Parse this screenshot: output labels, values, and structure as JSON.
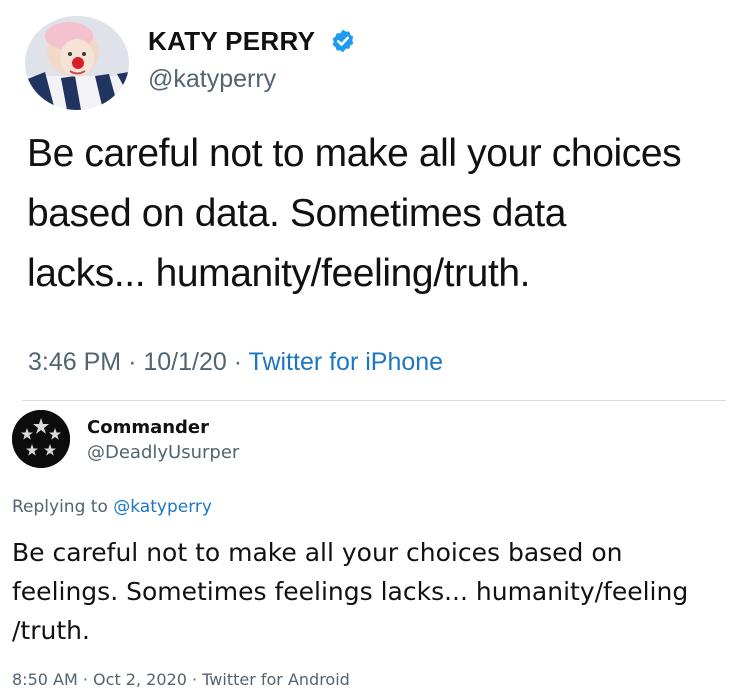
{
  "tweet": {
    "display_name": "KATY PERRY",
    "verified": true,
    "verified_icon": "verified-badge-icon",
    "handle": "@katyperry",
    "text_lines": [
      "Be careful not to make all your choices",
      "based on data. Sometimes data",
      "lacks... humanity/feeling/truth."
    ],
    "time": "3:46 PM",
    "date": "10/1/20",
    "separator": "·",
    "source": "Twitter for iPhone"
  },
  "reply": {
    "display_name": "Commander",
    "handle": "@DeadlyUsurper",
    "replying_prefix": "Replying to ",
    "replying_to": "@katyperry",
    "text_lines": [
      "Be careful not to make all your choices based on",
      "feelings. Sometimes feelings lacks... humanity/feeling",
      "/truth."
    ],
    "time": "8:50 AM",
    "date": "Oct 2, 2020",
    "separator": "·",
    "source": "Twitter for Android"
  },
  "colors": {
    "link_blue": "#1d76c4",
    "verified_blue": "#1d9bf0",
    "secondary_gray": "#536471",
    "text": "#111111",
    "divider": "#d6dde2"
  }
}
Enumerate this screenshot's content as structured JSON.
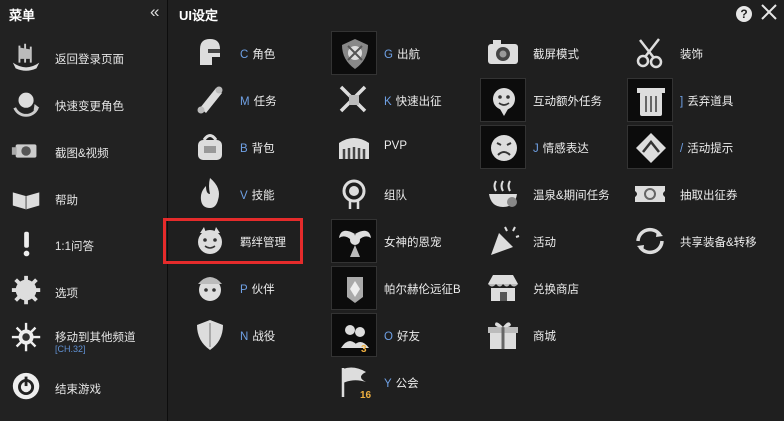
{
  "sidebar": {
    "title": "菜单",
    "collapse_icon": "double-chevron-left-icon",
    "items": [
      {
        "label": "返回登录页面",
        "icon": "viking-ship-icon"
      },
      {
        "label": "快速变更角色",
        "icon": "character-swap-icon"
      },
      {
        "label": "截图&视频",
        "icon": "camera-icon"
      },
      {
        "label": "帮助",
        "icon": "book-icon"
      },
      {
        "label": "1:1问答",
        "icon": "exclamation-icon"
      },
      {
        "label": "选项",
        "icon": "gear-icon"
      },
      {
        "label": "移动到其他频道",
        "sub": "[CH.32]",
        "icon": "channel-sun-icon"
      },
      {
        "label": "结束游戏",
        "icon": "power-icon"
      }
    ]
  },
  "main": {
    "title": "UI设定",
    "help_label": "?",
    "columns": [
      [
        {
          "hotkey": "C",
          "label": "角色",
          "icon": "helmet-icon"
        },
        {
          "hotkey": "M",
          "label": "任务",
          "icon": "scroll-icon"
        },
        {
          "hotkey": "B",
          "label": "背包",
          "icon": "bag-icon"
        },
        {
          "hotkey": "V",
          "label": "技能",
          "icon": "flame-skill-icon"
        },
        {
          "hotkey": "",
          "label": "羁绊管理",
          "icon": "pet-face-icon"
        },
        {
          "hotkey": "P",
          "label": "伙伴",
          "icon": "companion-icon"
        },
        {
          "hotkey": "N",
          "label": "战役",
          "icon": "shield-icon"
        }
      ],
      [
        {
          "hotkey": "G",
          "label": "出航",
          "icon": "ship-emblem-icon",
          "boxed": true
        },
        {
          "hotkey": "K",
          "label": "快速出征",
          "icon": "crossed-swords-icon",
          "boxed": false
        },
        {
          "hotkey": "",
          "label": "PVP",
          "icon": "colosseum-icon",
          "boxed": false
        },
        {
          "hotkey": "",
          "label": "组队",
          "icon": "party-wreath-icon",
          "boxed": false
        },
        {
          "hotkey": "",
          "label": "女神的恩宠",
          "icon": "goddess-wings-icon",
          "boxed": true
        },
        {
          "hotkey": "",
          "label": "帕尔赫伦远征B",
          "icon": "expedition-banner-icon",
          "boxed": true
        },
        {
          "hotkey": "O",
          "label": "好友",
          "icon": "friends-icon",
          "boxed": true,
          "badge": "3"
        },
        {
          "hotkey": "Y",
          "label": "公会",
          "icon": "guild-flag-icon",
          "boxed": false,
          "badge": "16"
        }
      ],
      [
        {
          "hotkey": "",
          "label": "截屏模式",
          "icon": "photo-camera-icon",
          "boxed": false
        },
        {
          "hotkey": "",
          "label": "互动额外任务",
          "icon": "interaction-icon",
          "boxed": true
        },
        {
          "hotkey": "J",
          "label": "情感表达",
          "icon": "emotion-face-icon",
          "boxed": true
        },
        {
          "hotkey": "",
          "label": "温泉&期间任务",
          "icon": "hot-spring-icon",
          "boxed": false
        },
        {
          "hotkey": "",
          "label": "活动",
          "icon": "party-popper-icon",
          "boxed": false
        },
        {
          "hotkey": "",
          "label": "兑换商店",
          "icon": "shop-stall-icon",
          "boxed": false
        },
        {
          "hotkey": "",
          "label": "商城",
          "icon": "gift-box-icon",
          "boxed": false
        }
      ],
      [
        {
          "hotkey": "",
          "label": "装饰",
          "icon": "scissors-comb-icon",
          "boxed": false
        },
        {
          "hotkey": "]",
          "label": "丢弃道具",
          "icon": "trash-can-icon",
          "boxed": true
        },
        {
          "hotkey": "/",
          "label": "活动提示",
          "icon": "event-alert-icon",
          "boxed": true
        },
        {
          "hotkey": "",
          "label": "抽取出征券",
          "icon": "ticket-icon",
          "boxed": false
        },
        {
          "hotkey": "",
          "label": "共享装备&转移",
          "icon": "share-cycle-icon",
          "boxed": false
        }
      ]
    ]
  },
  "colors": {
    "background": "#1f1f1f",
    "sidebar": "#222222",
    "hotkey": "#6fa0e4",
    "highlight": "#e52b2b",
    "badge": "#f0b040"
  }
}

**Exercise:** Check every line of the data, and copy the ones that contain "party".

**Solution to this task:**
          "icon": "party-wreath-icon",
          "icon": "party-popper-icon",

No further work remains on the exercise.